◆ **Aim**
Leave out the pictures and transcribe the rest of the records exactly.

— START OF Recorded data —

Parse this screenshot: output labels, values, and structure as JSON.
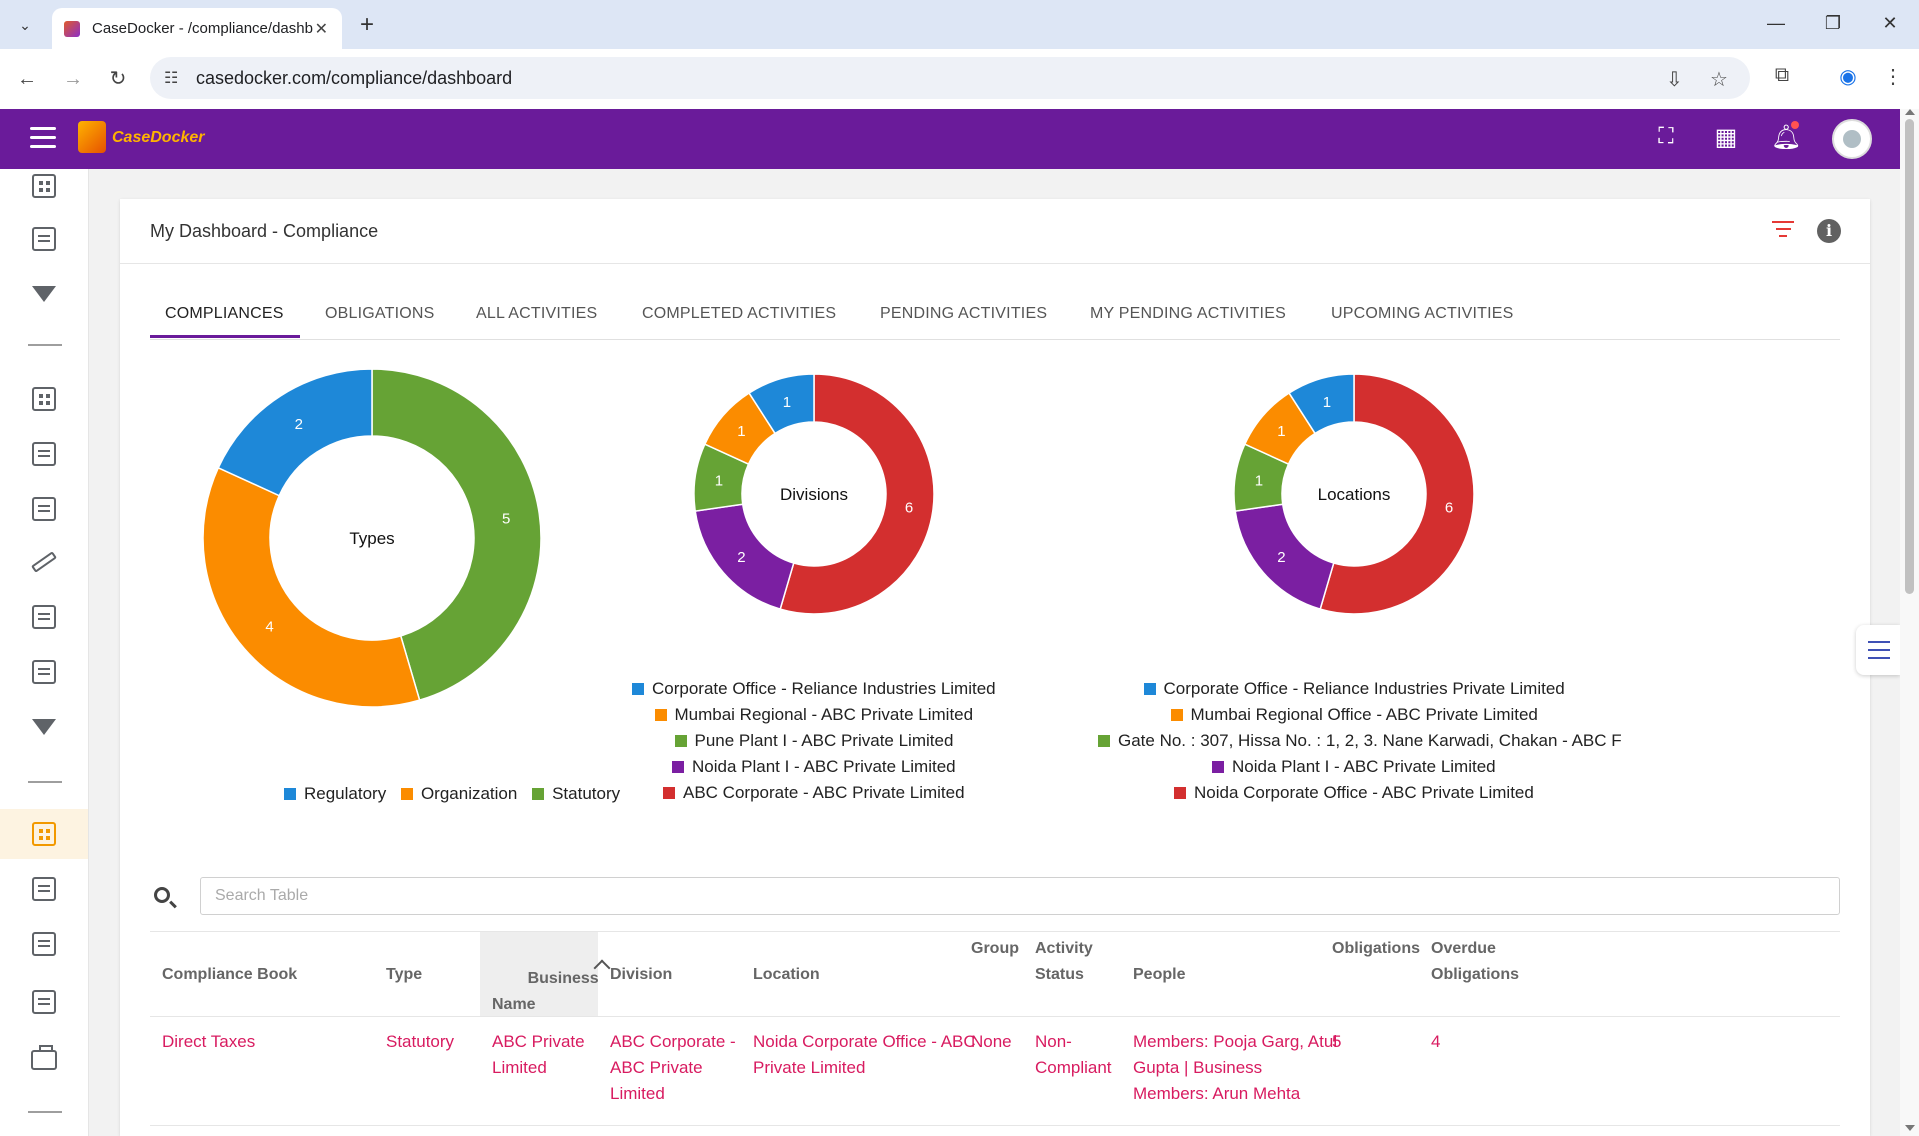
{
  "browser": {
    "tab_title": "CaseDocker - /compliance/dashb",
    "url": "casedocker.com/compliance/dashboard",
    "new_tab": "+",
    "close_tab": "✕",
    "minimize": "—",
    "restore": "❐",
    "close_window": "✕"
  },
  "app": {
    "logo_text": "CaseDocker"
  },
  "page": {
    "title": "My Dashboard - Compliance"
  },
  "tabs": [
    {
      "label": "COMPLIANCES"
    },
    {
      "label": "OBLIGATIONS"
    },
    {
      "label": "ALL ACTIVITIES"
    },
    {
      "label": "COMPLETED ACTIVITIES"
    },
    {
      "label": "PENDING ACTIVITIES"
    },
    {
      "label": "MY PENDING ACTIVITIES"
    },
    {
      "label": "UPCOMING ACTIVITIES"
    }
  ],
  "colors": {
    "blue": "#1e88d8",
    "orange": "#fb8c00",
    "green": "#66a335",
    "purple": "#7b1fa2",
    "red": "#d32f2f"
  },
  "chart_data": [
    {
      "type": "pie",
      "title": "Types",
      "categories": [
        "Regulatory",
        "Organization",
        "Statutory"
      ],
      "values": [
        2,
        4,
        5
      ],
      "colors": [
        "#1e88d8",
        "#fb8c00",
        "#66a335"
      ]
    },
    {
      "type": "pie",
      "title": "Divisions",
      "categories": [
        "Corporate Office - Reliance Industries Limited",
        "Mumbai Regional - ABC Private Limited",
        "Pune Plant I - ABC Private Limited",
        "Noida Plant I - ABC Private Limited",
        "ABC Corporate - ABC Private Limited"
      ],
      "values": [
        1,
        1,
        1,
        2,
        6
      ],
      "colors": [
        "#1e88d8",
        "#fb8c00",
        "#66a335",
        "#7b1fa2",
        "#d32f2f"
      ]
    },
    {
      "type": "pie",
      "title": "Locations",
      "categories": [
        "Corporate Office - Reliance Industries Private Limited",
        "Mumbai Regional Office - ABC Private Limited",
        "Gate No. : 307, Hissa No. : 1, 2, 3. Nane Karwadi, Chakan - ABC F",
        "Noida Plant I - ABC Private Limited",
        "Noida Corporate Office - ABC Private Limited"
      ],
      "values": [
        1,
        1,
        1,
        2,
        6
      ],
      "colors": [
        "#1e88d8",
        "#fb8c00",
        "#66a335",
        "#7b1fa2",
        "#d32f2f"
      ]
    }
  ],
  "search": {
    "placeholder": "Search Table"
  },
  "table": {
    "headers": {
      "compliance_book": "Compliance Book",
      "type": "Type",
      "business_name": "Business\nName",
      "division": "Division",
      "location": "Location",
      "group": "Group",
      "activity_status": "Activity\nStatus",
      "people": "People",
      "obligations": "Obligations",
      "overdue_obligations": "Overdue\nObligations"
    },
    "rows": [
      {
        "compliance_book": "Direct Taxes",
        "type": "Statutory",
        "business_name": "ABC Private\nLimited",
        "division": "ABC Corporate -\nABC Private\nLimited",
        "location": "Noida Corporate Office - ABC\nPrivate Limited",
        "group": "None",
        "activity_status": "Non-\nCompliant",
        "people": "Members: Pooja Garg, Atul\nGupta | Business\nMembers: Arun Mehta",
        "obligations": "5",
        "overdue_obligations": "4"
      }
    ]
  }
}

— END OF Recorded data —

◆ **Solved exercise**
Parse this screenshot: output labels, values, and structure as JSON.
{
  "browser": {
    "tab_title": "CaseDocker - /compliance/dashb",
    "url": "casedocker.com/compliance/dashboard",
    "new_tab": "+",
    "close_tab": "✕",
    "minimize": "—",
    "restore": "❐",
    "close_window": "✕"
  },
  "app": {
    "logo_text": "CaseDocker"
  },
  "page": {
    "title": "My Dashboard - Compliance"
  },
  "tabs": [
    {
      "label": "COMPLIANCES"
    },
    {
      "label": "OBLIGATIONS"
    },
    {
      "label": "ALL ACTIVITIES"
    },
    {
      "label": "COMPLETED ACTIVITIES"
    },
    {
      "label": "PENDING ACTIVITIES"
    },
    {
      "label": "MY PENDING ACTIVITIES"
    },
    {
      "label": "UPCOMING ACTIVITIES"
    }
  ],
  "colors": {
    "blue": "#1e88d8",
    "orange": "#fb8c00",
    "green": "#66a335",
    "purple": "#7b1fa2",
    "red": "#d32f2f"
  },
  "chart_data": [
    {
      "type": "pie",
      "title": "Types",
      "categories": [
        "Regulatory",
        "Organization",
        "Statutory"
      ],
      "values": [
        2,
        4,
        5
      ],
      "colors": [
        "#1e88d8",
        "#fb8c00",
        "#66a335"
      ]
    },
    {
      "type": "pie",
      "title": "Divisions",
      "categories": [
        "Corporate Office - Reliance Industries Limited",
        "Mumbai Regional - ABC Private Limited",
        "Pune Plant I - ABC Private Limited",
        "Noida Plant I - ABC Private Limited",
        "ABC Corporate - ABC Private Limited"
      ],
      "values": [
        1,
        1,
        1,
        2,
        6
      ],
      "colors": [
        "#1e88d8",
        "#fb8c00",
        "#66a335",
        "#7b1fa2",
        "#d32f2f"
      ]
    },
    {
      "type": "pie",
      "title": "Locations",
      "categories": [
        "Corporate Office - Reliance Industries Private Limited",
        "Mumbai Regional Office - ABC Private Limited",
        "Gate No. : 307, Hissa No. : 1, 2, 3. Nane Karwadi, Chakan - ABC F",
        "Noida Plant I - ABC Private Limited",
        "Noida Corporate Office - ABC Private Limited"
      ],
      "values": [
        1,
        1,
        1,
        2,
        6
      ],
      "colors": [
        "#1e88d8",
        "#fb8c00",
        "#66a335",
        "#7b1fa2",
        "#d32f2f"
      ]
    }
  ],
  "search": {
    "placeholder": "Search Table"
  },
  "table": {
    "headers": {
      "compliance_book": "Compliance Book",
      "type": "Type",
      "business_name": "Business\nName",
      "division": "Division",
      "location": "Location",
      "group": "Group",
      "activity_status": "Activity\nStatus",
      "people": "People",
      "obligations": "Obligations",
      "overdue_obligations": "Overdue\nObligations"
    },
    "rows": [
      {
        "compliance_book": "Direct Taxes",
        "type": "Statutory",
        "business_name": "ABC Private\nLimited",
        "division": "ABC Corporate -\nABC Private\nLimited",
        "location": "Noida Corporate Office - ABC\nPrivate Limited",
        "group": "None",
        "activity_status": "Non-\nCompliant",
        "people": "Members: Pooja Garg, Atul\nGupta | Business\nMembers: Arun Mehta",
        "obligations": "5",
        "overdue_obligations": "4"
      }
    ]
  }
}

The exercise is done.